[Dataset content]

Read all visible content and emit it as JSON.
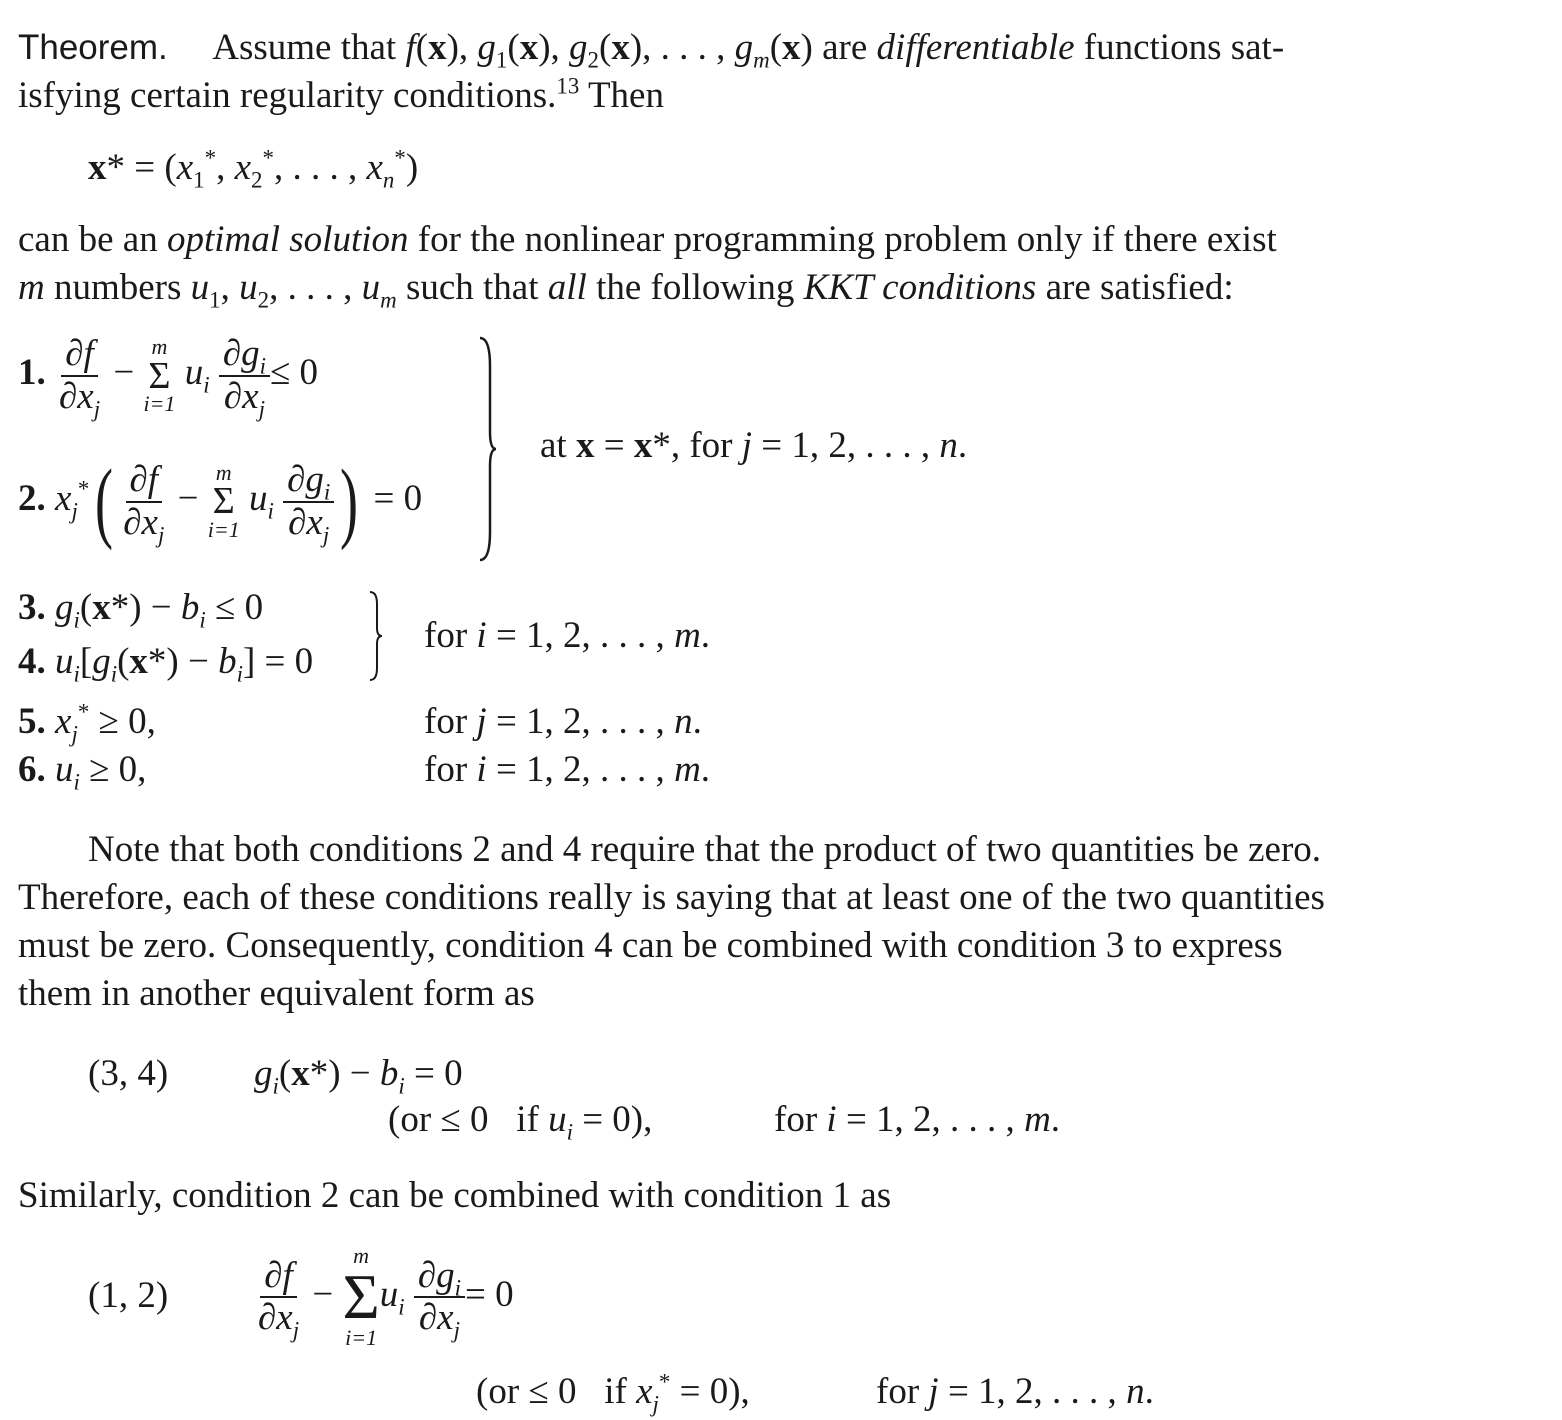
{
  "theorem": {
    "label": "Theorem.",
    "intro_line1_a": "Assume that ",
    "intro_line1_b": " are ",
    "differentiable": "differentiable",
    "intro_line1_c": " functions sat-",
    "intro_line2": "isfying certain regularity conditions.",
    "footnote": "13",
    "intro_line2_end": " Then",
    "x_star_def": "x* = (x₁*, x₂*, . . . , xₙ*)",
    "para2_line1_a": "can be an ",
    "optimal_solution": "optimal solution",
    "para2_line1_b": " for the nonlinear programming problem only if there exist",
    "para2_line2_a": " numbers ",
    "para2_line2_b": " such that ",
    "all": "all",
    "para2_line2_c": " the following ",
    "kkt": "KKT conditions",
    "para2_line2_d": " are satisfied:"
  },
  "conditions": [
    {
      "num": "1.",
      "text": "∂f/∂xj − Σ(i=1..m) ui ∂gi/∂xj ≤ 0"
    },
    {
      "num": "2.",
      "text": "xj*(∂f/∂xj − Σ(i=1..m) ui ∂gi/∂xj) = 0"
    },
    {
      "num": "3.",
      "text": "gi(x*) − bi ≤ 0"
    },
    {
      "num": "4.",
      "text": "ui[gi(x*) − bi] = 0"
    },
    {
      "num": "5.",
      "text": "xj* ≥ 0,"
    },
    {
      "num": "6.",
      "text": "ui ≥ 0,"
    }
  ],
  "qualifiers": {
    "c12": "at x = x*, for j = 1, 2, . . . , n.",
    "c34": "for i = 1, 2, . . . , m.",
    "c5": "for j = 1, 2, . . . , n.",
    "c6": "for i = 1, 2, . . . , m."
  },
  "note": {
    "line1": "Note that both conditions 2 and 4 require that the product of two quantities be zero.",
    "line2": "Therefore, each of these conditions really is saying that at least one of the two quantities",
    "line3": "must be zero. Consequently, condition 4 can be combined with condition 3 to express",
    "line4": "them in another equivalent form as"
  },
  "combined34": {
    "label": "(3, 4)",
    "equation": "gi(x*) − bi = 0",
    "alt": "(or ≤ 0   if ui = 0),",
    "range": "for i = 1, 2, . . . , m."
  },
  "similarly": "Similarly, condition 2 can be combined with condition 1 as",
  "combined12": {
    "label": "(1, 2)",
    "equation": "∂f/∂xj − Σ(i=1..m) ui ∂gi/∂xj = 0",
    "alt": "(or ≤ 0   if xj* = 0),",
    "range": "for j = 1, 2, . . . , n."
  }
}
...
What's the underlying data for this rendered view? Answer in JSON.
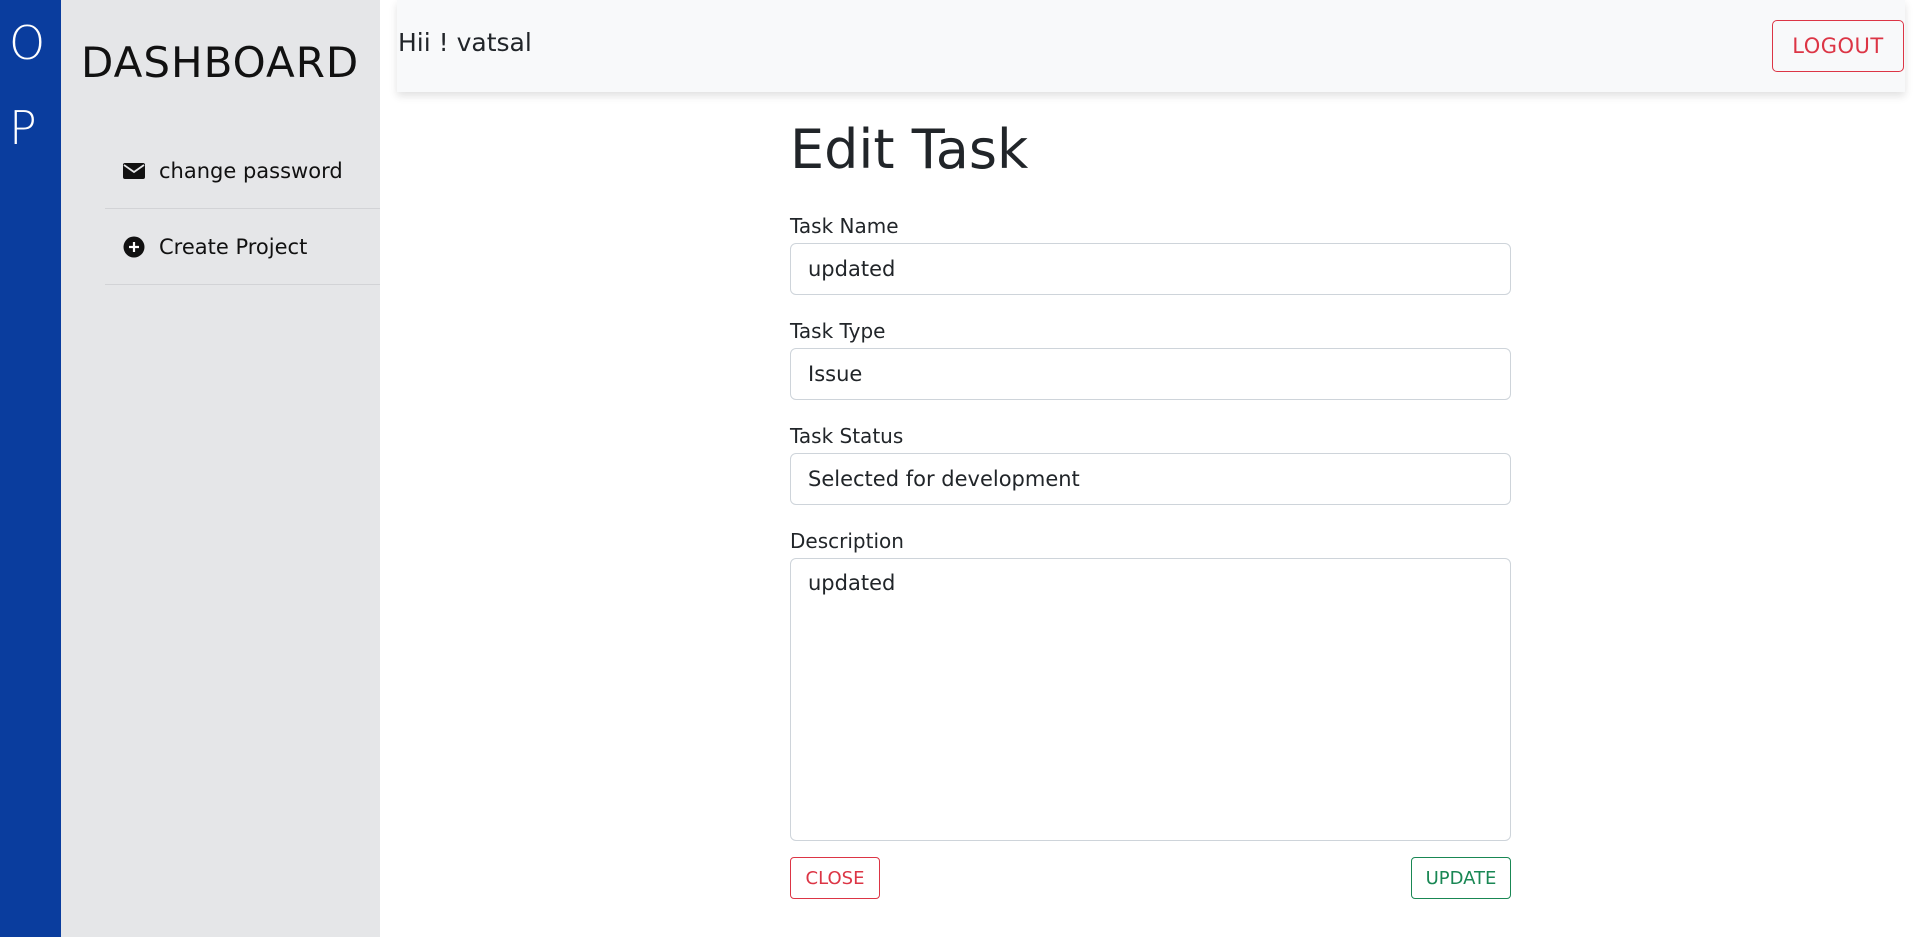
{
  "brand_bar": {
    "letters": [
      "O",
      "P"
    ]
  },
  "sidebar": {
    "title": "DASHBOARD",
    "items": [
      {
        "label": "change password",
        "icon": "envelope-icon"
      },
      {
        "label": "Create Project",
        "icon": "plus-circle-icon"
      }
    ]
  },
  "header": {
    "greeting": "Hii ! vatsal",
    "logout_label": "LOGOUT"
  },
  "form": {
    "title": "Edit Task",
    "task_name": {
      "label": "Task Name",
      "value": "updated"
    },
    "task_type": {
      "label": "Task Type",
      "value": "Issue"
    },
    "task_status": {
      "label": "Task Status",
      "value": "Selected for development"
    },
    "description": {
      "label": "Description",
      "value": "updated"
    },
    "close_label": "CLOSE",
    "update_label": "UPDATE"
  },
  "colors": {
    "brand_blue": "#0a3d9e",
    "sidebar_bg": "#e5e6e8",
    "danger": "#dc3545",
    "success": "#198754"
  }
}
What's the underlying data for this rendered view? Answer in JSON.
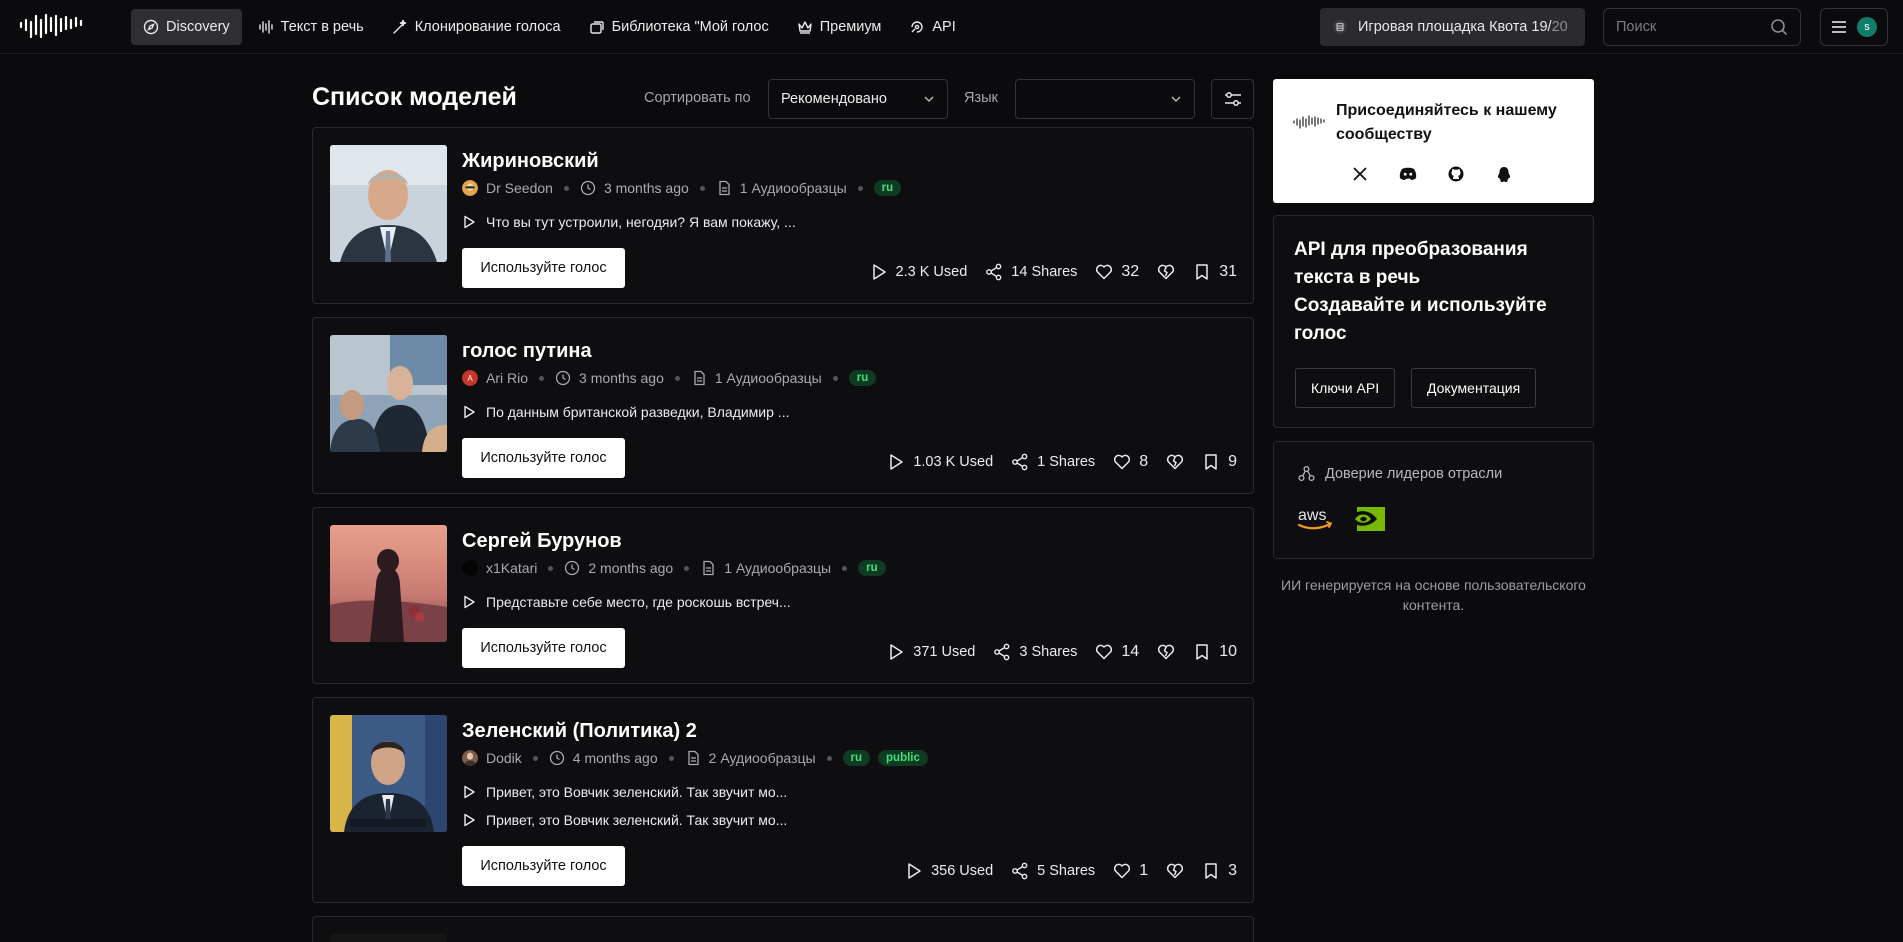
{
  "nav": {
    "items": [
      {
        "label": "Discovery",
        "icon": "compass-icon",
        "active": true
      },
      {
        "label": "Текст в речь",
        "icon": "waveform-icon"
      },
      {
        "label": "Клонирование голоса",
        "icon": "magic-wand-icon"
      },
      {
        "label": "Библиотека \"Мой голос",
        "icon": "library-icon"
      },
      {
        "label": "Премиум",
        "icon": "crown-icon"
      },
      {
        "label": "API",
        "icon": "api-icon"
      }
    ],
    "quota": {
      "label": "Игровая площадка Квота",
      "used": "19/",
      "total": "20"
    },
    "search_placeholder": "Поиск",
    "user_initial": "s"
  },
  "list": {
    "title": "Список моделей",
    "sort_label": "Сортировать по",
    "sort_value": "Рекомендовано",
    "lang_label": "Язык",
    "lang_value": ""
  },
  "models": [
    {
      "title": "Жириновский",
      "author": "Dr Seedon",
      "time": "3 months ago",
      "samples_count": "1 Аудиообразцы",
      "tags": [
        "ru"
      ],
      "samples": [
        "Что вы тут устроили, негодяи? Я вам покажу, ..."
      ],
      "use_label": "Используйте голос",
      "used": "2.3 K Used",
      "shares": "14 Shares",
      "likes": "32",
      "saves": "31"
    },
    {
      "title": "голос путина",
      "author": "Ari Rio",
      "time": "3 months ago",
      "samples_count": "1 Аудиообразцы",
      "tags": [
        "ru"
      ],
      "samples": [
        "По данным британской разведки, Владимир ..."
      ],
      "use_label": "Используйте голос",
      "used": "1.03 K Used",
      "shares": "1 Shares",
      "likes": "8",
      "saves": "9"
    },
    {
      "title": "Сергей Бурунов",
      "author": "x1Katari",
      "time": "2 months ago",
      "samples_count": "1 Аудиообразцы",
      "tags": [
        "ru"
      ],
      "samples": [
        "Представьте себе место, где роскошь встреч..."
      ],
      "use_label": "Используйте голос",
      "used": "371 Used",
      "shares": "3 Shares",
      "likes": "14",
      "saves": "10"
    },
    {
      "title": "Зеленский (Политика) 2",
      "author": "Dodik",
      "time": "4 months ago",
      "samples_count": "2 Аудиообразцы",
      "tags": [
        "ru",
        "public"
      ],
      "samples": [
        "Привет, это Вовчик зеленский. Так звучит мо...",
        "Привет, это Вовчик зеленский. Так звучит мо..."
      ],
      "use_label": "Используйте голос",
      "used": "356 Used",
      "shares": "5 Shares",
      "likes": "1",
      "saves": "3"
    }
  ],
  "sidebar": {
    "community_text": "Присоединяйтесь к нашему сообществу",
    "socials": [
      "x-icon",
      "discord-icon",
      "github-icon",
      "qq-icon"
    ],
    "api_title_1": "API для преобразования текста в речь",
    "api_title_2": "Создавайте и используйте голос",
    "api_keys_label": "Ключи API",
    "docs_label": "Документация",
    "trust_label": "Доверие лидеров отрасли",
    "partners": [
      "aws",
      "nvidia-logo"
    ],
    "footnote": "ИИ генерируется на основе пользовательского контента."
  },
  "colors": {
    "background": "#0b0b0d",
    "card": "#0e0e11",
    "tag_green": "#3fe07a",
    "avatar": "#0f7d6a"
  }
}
--
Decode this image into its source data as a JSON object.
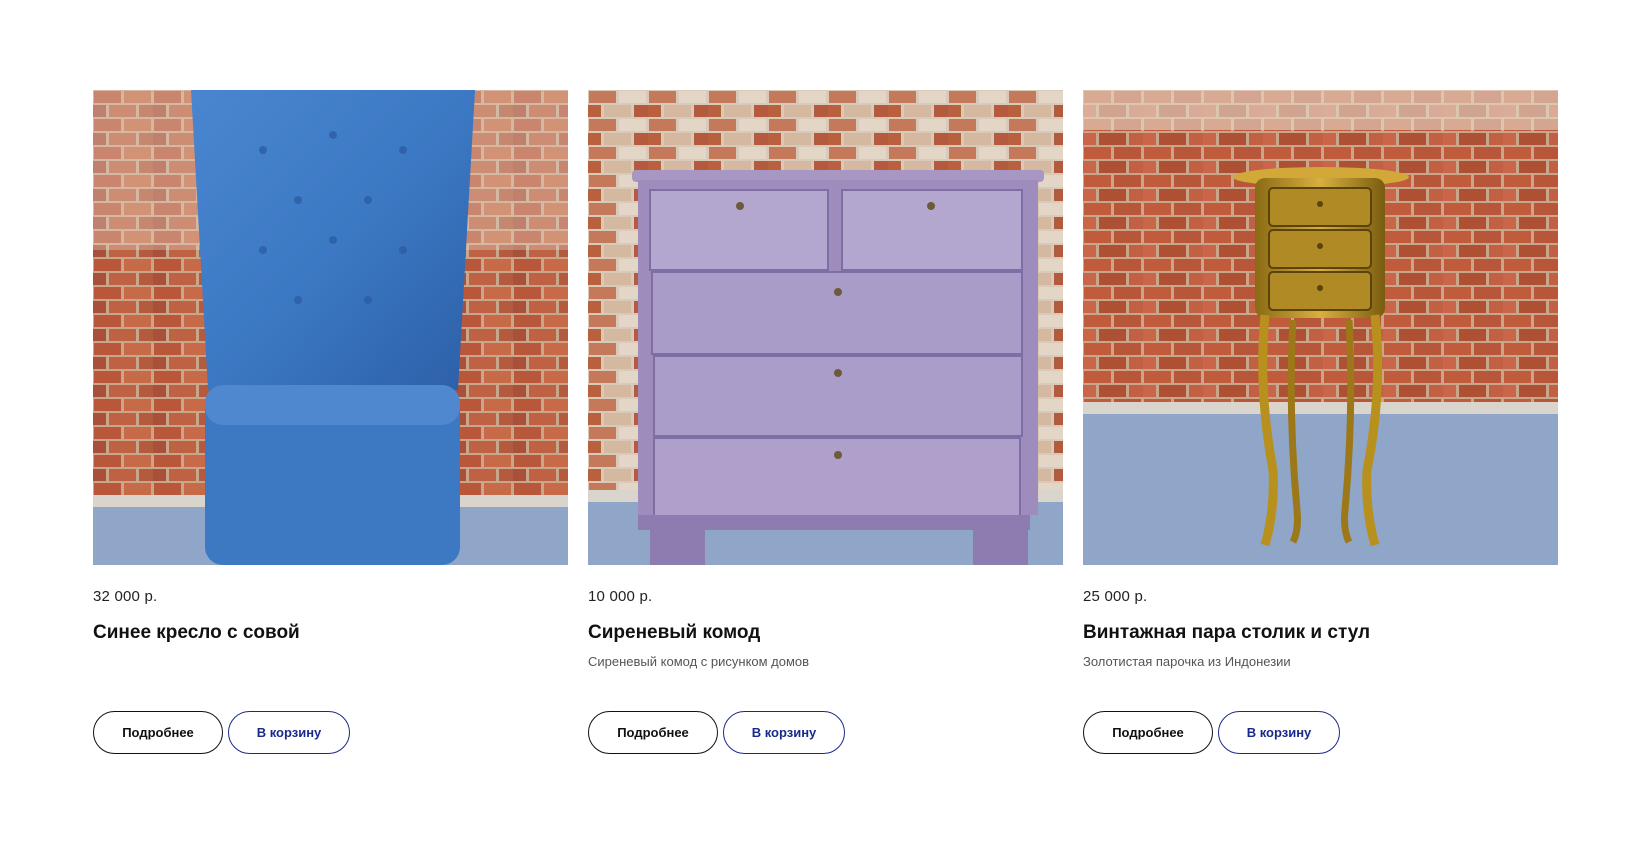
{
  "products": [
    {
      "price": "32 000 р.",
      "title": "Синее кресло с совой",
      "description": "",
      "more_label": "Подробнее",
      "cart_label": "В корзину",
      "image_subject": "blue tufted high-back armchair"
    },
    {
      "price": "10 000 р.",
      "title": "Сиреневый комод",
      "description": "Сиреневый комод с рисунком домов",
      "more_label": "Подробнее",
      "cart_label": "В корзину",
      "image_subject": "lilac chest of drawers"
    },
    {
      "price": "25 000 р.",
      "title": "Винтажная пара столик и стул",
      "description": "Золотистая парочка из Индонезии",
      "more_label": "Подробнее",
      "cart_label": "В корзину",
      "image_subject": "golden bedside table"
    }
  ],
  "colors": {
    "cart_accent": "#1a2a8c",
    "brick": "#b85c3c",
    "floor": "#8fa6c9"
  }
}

[Short problem]
Look above for every line with the word "Вовчик" and copy it.

[Output of the exercise]
        "Привет, это Вовчик зеленский. Так звучит мо...",
        "Привет, это Вовчик зеленский. Так звучит мо..."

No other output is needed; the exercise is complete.